**INSTRUCTIONS TO FOLLOW**
Repeat the entries that follow verbatim, without any of their pictures.

Dataset records:
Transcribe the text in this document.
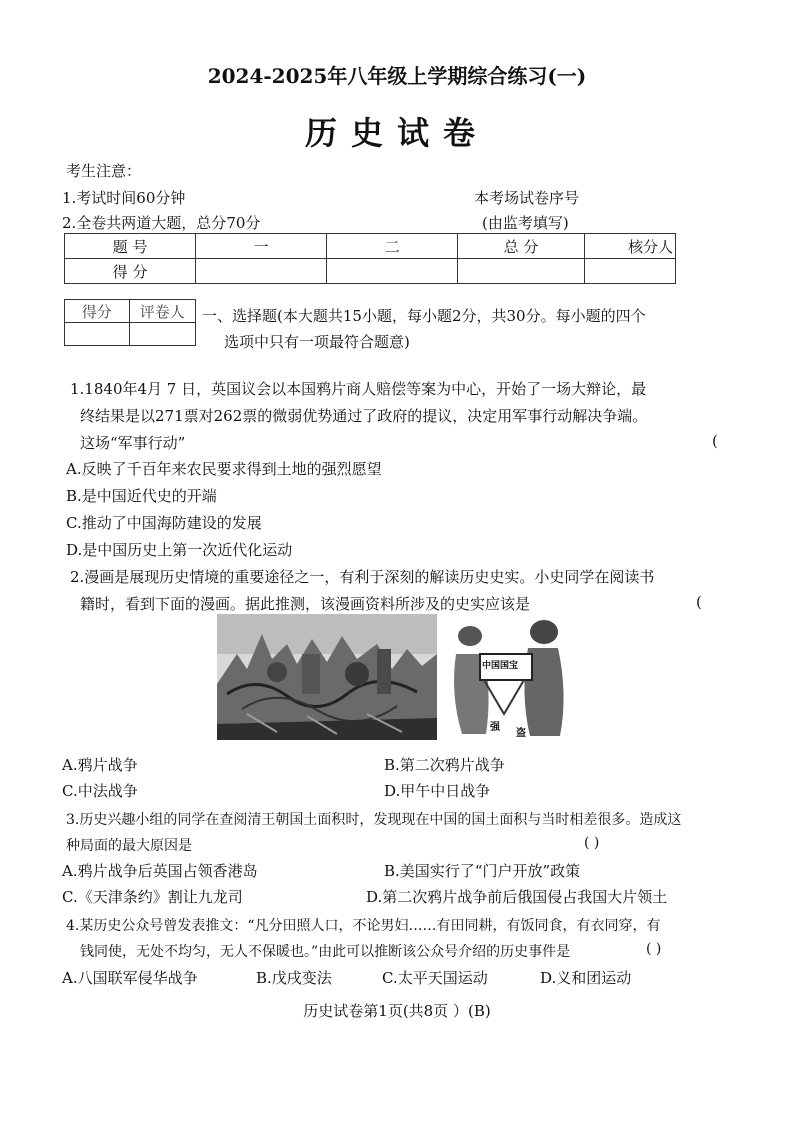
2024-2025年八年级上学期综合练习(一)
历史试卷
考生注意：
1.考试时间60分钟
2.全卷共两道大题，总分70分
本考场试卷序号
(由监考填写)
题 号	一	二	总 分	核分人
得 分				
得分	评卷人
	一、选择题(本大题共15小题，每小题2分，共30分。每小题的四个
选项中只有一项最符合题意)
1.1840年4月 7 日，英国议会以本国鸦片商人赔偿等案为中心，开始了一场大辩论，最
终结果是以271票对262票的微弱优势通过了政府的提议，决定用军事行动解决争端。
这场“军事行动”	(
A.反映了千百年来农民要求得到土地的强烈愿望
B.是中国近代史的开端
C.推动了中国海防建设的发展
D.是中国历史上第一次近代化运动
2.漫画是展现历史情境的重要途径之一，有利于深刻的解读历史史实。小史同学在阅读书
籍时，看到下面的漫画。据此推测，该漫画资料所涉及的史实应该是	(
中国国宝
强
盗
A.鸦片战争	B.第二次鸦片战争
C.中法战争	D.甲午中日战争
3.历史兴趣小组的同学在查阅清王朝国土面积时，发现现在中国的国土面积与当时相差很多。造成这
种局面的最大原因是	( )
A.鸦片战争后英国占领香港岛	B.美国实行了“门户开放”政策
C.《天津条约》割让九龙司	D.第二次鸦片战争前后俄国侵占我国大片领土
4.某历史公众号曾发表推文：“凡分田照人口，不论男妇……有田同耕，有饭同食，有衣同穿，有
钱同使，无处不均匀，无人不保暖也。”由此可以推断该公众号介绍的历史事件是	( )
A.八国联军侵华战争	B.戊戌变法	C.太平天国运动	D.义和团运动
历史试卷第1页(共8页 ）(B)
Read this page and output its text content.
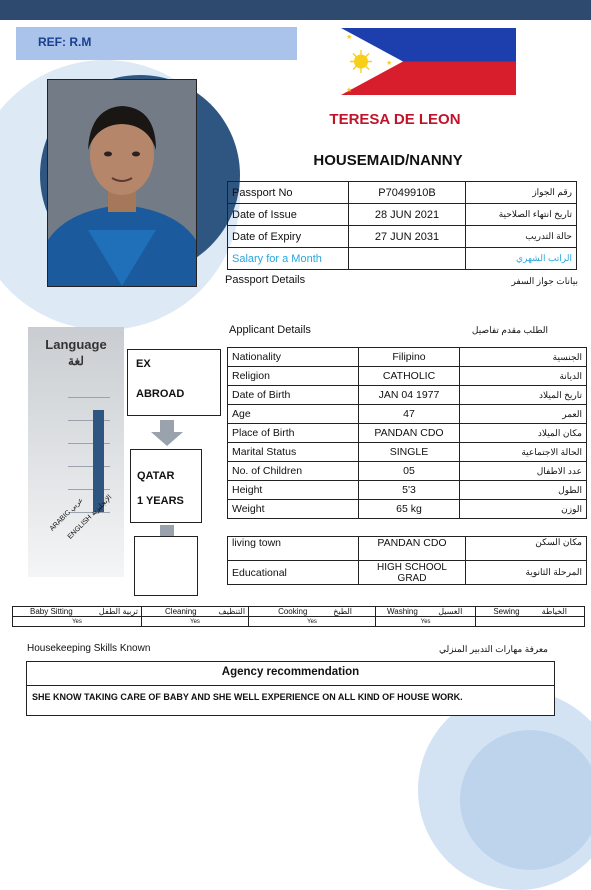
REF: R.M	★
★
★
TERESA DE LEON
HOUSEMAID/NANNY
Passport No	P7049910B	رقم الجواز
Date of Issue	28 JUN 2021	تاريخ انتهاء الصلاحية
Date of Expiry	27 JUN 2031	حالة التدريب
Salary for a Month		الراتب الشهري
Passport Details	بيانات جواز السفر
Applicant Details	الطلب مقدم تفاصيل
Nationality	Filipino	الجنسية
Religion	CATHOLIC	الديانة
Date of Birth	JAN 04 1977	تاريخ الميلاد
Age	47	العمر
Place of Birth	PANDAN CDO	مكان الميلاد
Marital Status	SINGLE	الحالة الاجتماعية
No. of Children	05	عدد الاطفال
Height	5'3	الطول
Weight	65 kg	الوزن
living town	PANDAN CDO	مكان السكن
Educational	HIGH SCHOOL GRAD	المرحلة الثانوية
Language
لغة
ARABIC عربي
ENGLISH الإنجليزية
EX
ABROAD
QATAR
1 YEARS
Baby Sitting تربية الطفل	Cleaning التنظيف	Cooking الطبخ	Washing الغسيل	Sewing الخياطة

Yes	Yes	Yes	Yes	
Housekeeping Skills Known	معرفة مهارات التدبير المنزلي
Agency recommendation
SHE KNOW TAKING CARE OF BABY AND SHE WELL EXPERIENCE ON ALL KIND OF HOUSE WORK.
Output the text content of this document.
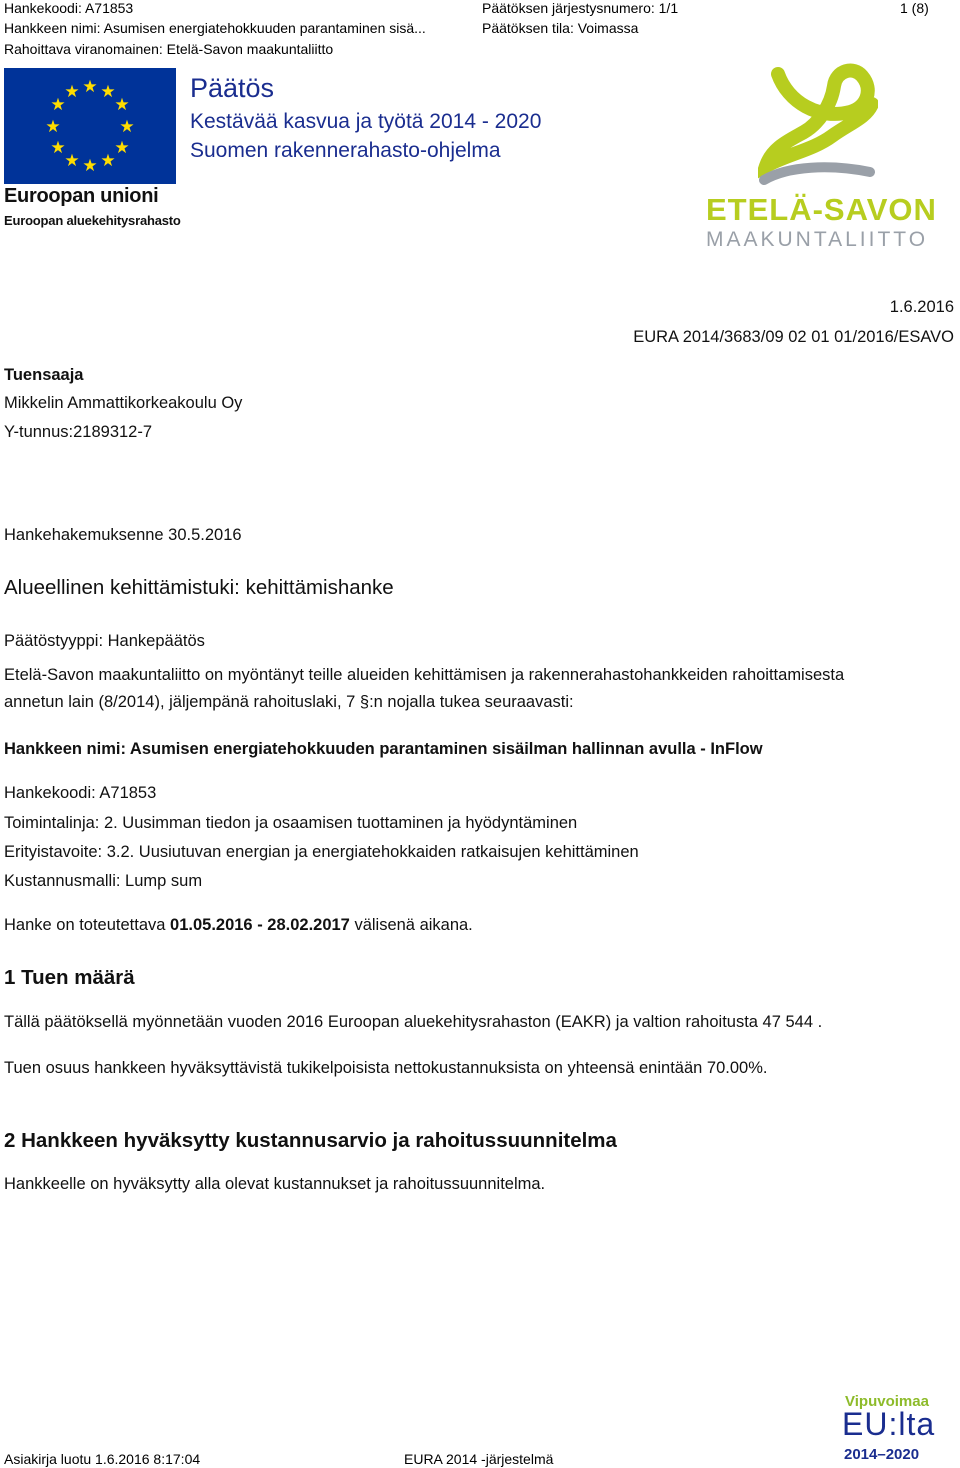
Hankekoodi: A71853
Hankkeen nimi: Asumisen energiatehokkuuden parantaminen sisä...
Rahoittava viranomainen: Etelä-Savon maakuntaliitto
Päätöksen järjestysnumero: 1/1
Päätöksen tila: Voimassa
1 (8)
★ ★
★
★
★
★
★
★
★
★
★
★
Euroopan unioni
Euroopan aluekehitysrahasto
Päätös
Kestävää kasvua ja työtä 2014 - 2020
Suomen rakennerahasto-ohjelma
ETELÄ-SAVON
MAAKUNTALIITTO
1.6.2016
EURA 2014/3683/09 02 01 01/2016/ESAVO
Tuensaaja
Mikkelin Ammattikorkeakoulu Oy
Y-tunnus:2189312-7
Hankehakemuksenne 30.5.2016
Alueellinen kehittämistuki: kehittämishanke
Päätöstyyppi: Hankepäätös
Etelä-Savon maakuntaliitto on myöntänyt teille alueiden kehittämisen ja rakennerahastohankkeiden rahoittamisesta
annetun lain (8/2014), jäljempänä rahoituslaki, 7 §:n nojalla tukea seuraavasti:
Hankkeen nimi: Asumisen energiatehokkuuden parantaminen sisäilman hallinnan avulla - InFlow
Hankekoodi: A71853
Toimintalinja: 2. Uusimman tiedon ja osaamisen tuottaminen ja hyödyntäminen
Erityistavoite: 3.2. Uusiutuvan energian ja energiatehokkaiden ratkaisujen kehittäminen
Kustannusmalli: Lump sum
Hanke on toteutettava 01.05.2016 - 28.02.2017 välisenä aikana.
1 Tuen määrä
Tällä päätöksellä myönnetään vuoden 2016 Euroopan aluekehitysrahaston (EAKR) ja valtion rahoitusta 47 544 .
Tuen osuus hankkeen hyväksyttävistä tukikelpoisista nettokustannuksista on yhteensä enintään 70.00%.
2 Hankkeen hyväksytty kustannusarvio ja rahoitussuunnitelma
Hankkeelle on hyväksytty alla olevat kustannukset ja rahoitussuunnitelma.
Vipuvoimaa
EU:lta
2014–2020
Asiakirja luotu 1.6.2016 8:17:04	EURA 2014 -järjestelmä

**WRITTEN RESPONSE**
Transcribe the text in this document.
2024-2025年八年级上学期综合练习(一)
历史试卷
考生注意：
1.考试时间60分钟
2.全卷共两道大题，总分70分
本考场试卷序号
(由监考填写)
题 号	一	二	总 分	核分人
得 分				
得分	评卷人
	一、选择题(本大题共15小题，每小题2分，共30分。每小题的四个
选项中只有一项最符合题意)
1.1840年4月 7 日，英国议会以本国鸦片商人赔偿等案为中心，开始了一场大辩论，最
终结果是以271票对262票的微弱优势通过了政府的提议，决定用军事行动解决争端。
这场“军事行动”	(
A.反映了千百年来农民要求得到土地的强烈愿望
B.是中国近代史的开端
C.推动了中国海防建设的发展
D.是中国历史上第一次近代化运动
2.漫画是展现历史情境的重要途径之一，有利于深刻的解读历史史实。小史同学在阅读书
籍时，看到下面的漫画。据此推测，该漫画资料所涉及的史实应该是	(
中国国宝
强
盗
A.鸦片战争	B.第二次鸦片战争
C.中法战争	D.甲午中日战争
3.历史兴趣小组的同学在查阅清王朝国土面积时，发现现在中国的国土面积与当时相差很多。造成这
种局面的最大原因是	( )
A.鸦片战争后英国占领香港岛	B.美国实行了“门户开放”政策
C.《天津条约》割让九龙司	D.第二次鸦片战争前后俄国侵占我国大片领土
4.某历史公众号曾发表推文：“凡分田照人口，不论男妇……有田同耕，有饭同食，有衣同穿，有
钱同使，无处不均匀，无人不保暖也。”由此可以推断该公众号介绍的历史事件是	( )
A.八国联军侵华战争	B.戊戌变法	C.太平天国运动	D.义和团运动
历史试卷第1页(共8页 ）(B)
Read this page and output its text content.
REF: R.M	★
★
★
TERESA DE LEON
HOUSEMAID/NANNY
Passport No	P7049910B	رقم الجواز
Date of Issue	28 JUN 2021	تاريخ انتهاء الصلاحية
Date of Expiry	27 JUN 2031	حالة التدريب
Salary for a Month		الراتب الشهري
Passport Details	بيانات جواز السفر
Applicant Details	الطلب مقدم تفاصيل
Nationality	Filipino	الجنسية
Religion	CATHOLIC	الديانة
Date of Birth	JAN 04 1977	تاريخ الميلاد
Age	47	العمر
Place of Birth	PANDAN CDO	مكان الميلاد
Marital Status	SINGLE	الحالة الاجتماعية
No. of Children	05	عدد الاطفال
Height	5'3	الطول
Weight	65 kg	الوزن
living town	PANDAN CDO	مكان السكن
Educational	HIGH SCHOOL GRAD	المرحلة الثانوية
Language
لغة
ARABIC عربي
ENGLISH الإنجليزية
EX
ABROAD
QATAR
1 YEARS
Baby Sitting تربية الطفل	Cleaning التنظيف	Cooking الطبخ	Washing الغسيل	Sewing الخياطة

Yes	Yes	Yes	Yes	
Housekeeping Skills Known	معرفة مهارات التدبير المنزلي
Agency recommendation
SHE KNOW TAKING CARE OF BABY AND SHE WELL EXPERIENCE ON ALL KIND OF HOUSE WORK.
Output the text content of this document.
Hankekoodi: A71853
Hankkeen nimi: Asumisen energiatehokkuuden parantaminen sisä...
Rahoittava viranomainen: Etelä-Savon maakuntaliitto
Päätöksen järjestysnumero: 1/1
Päätöksen tila: Voimassa
1 (8)
★ ★
★
★
★
★
★
★
★
★
★
★
Euroopan unioni
Euroopan aluekehitysrahasto
Päätös
Kestävää kasvua ja työtä 2014 - 2020
Suomen rakennerahasto-ohjelma
ETELÄ-SAVON
MAAKUNTALIITTO
1.6.2016
EURA 2014/3683/09 02 01 01/2016/ESAVO
Tuensaaja
Mikkelin Ammattikorkeakoulu Oy
Y-tunnus:2189312-7
Hankehakemuksenne 30.5.2016
Alueellinen kehittämistuki: kehittämishanke
Päätöstyyppi: Hankepäätös
Etelä-Savon maakuntaliitto on myöntänyt teille alueiden kehittämisen ja rakennerahastohankkeiden rahoittamisesta
annetun lain (8/2014), jäljempänä rahoituslaki, 7 §:n nojalla tukea seuraavasti:
Hankkeen nimi: Asumisen energiatehokkuuden parantaminen sisäilman hallinnan avulla - InFlow
Hankekoodi: A71853
Toimintalinja: 2. Uusimman tiedon ja osaamisen tuottaminen ja hyödyntäminen
Erityistavoite: 3.2. Uusiutuvan energian ja energiatehokkaiden ratkaisujen kehittäminen
Kustannusmalli: Lump sum
Hanke on toteutettava 01.05.2016 - 28.02.2017 välisenä aikana.
1 Tuen määrä
Tällä päätöksellä myönnetään vuoden 2016 Euroopan aluekehitysrahaston (EAKR) ja valtion rahoitusta 47 544 .
Tuen osuus hankkeen hyväksyttävistä tukikelpoisista nettokustannuksista on yhteensä enintään 70.00%.
2 Hankkeen hyväksytty kustannusarvio ja rahoitussuunnitelma
Hankkeelle on hyväksytty alla olevat kustannukset ja rahoitussuunnitelma.
Vipuvoimaa
EU:lta
2014–2020
Asiakirja luotu 1.6.2016 8:17:04	EURA 2014 -järjestelmä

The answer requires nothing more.